__Provided data__:
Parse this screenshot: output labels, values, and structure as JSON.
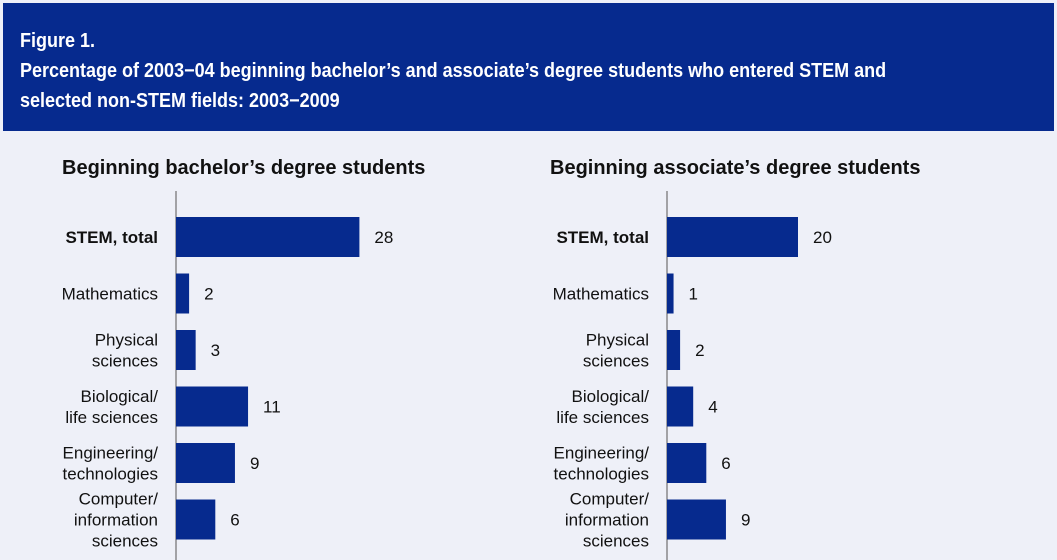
{
  "figure": {
    "label": "Figure 1.",
    "title_line1": "Percentage of 2003−04 beginning bachelor’s and associate’s degree students who entered STEM and",
    "title_line2": "selected non-STEM fields: 2003−2009"
  },
  "colors": {
    "header_bg": "#062a8e",
    "bar": "#062a8e",
    "background": "#eef0f8"
  },
  "chart_data": [
    {
      "type": "bar",
      "orientation": "horizontal",
      "title": "Beginning bachelor’s degree students",
      "categories": [
        [
          "STEM, total"
        ],
        [
          "Mathematics"
        ],
        [
          "Physical",
          "sciences"
        ],
        [
          "Biological/",
          "life sciences"
        ],
        [
          "Engineering/",
          "technologies"
        ],
        [
          "Computer/",
          "information",
          "sciences"
        ]
      ],
      "values": [
        28,
        2,
        3,
        11,
        9,
        6
      ],
      "xlim": [
        0,
        35
      ]
    },
    {
      "type": "bar",
      "orientation": "horizontal",
      "title": "Beginning associate’s degree students",
      "categories": [
        [
          "STEM, total"
        ],
        [
          "Mathematics"
        ],
        [
          "Physical",
          "sciences"
        ],
        [
          "Biological/",
          "life sciences"
        ],
        [
          "Engineering/",
          "technologies"
        ],
        [
          "Computer/",
          "information",
          "sciences"
        ]
      ],
      "values": [
        20,
        1,
        2,
        4,
        6,
        9
      ],
      "xlim": [
        0,
        35
      ]
    }
  ]
}
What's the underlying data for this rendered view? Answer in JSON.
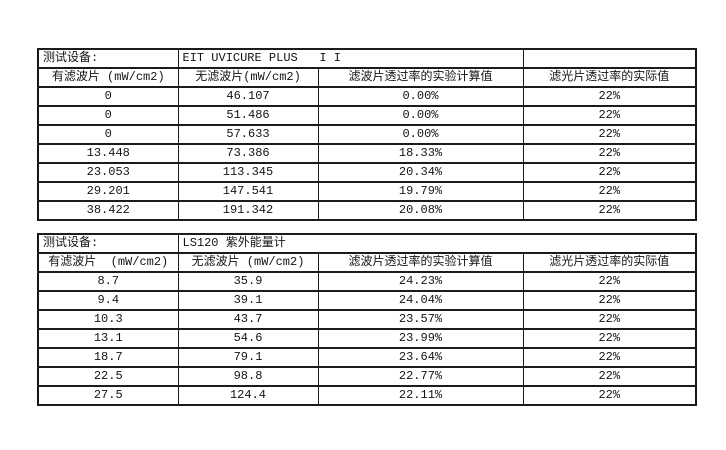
{
  "page": {
    "background_color": "#ffffff",
    "border_color": "#1c1c1c",
    "text_color": "#141414"
  },
  "tables": [
    {
      "title_label": "测试设备:",
      "device": "EIT UVICURE PLUS   I I",
      "headers": [
        "有滤波片 (mW/cm2)",
        "无滤波片(mW/cm2)",
        "滤波片透过率的实验计算值",
        "滤光片透过率的实际值"
      ],
      "rows": [
        [
          "0",
          "46.107",
          "0.00%",
          "22%"
        ],
        [
          "0",
          "51.486",
          "0.00%",
          "22%"
        ],
        [
          "0",
          "57.633",
          "0.00%",
          "22%"
        ],
        [
          "13.448",
          "73.386",
          "18.33%",
          "22%"
        ],
        [
          "23.053",
          "113.345",
          "20.34%",
          "22%"
        ],
        [
          "29.201",
          "147.541",
          "19.79%",
          "22%"
        ],
        [
          "38.422",
          "191.342",
          "20.08%",
          "22%"
        ]
      ]
    },
    {
      "title_label": "测试设备:",
      "device": "LS120 紫外能量计",
      "headers": [
        "有滤波片  (mW/cm2)",
        "无滤波片 (mW/cm2)",
        "滤波片透过率的实验计算值",
        "滤光片透过率的实际值"
      ],
      "rows": [
        [
          "8.7",
          "35.9",
          "24.23%",
          "22%"
        ],
        [
          "9.4",
          "39.1",
          "24.04%",
          "22%"
        ],
        [
          "10.3",
          "43.7",
          "23.57%",
          "22%"
        ],
        [
          "13.1",
          "54.6",
          "23.99%",
          "22%"
        ],
        [
          "18.7",
          "79.1",
          "23.64%",
          "22%"
        ],
        [
          "22.5",
          "98.8",
          "22.77%",
          "22%"
        ],
        [
          "27.5",
          "124.4",
          "22.11%",
          "22%"
        ]
      ]
    }
  ]
}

__The task__:
From the entries above, copy out every line where the string "students" appears.

__Answer below__:
    "title_line1": "Percentage of 2003−04 beginning bachelor’s and associate’s degree students who entered STEM and",
      "title": "Beginning bachelor’s degree students",
      "title": "Beginning associate’s degree students",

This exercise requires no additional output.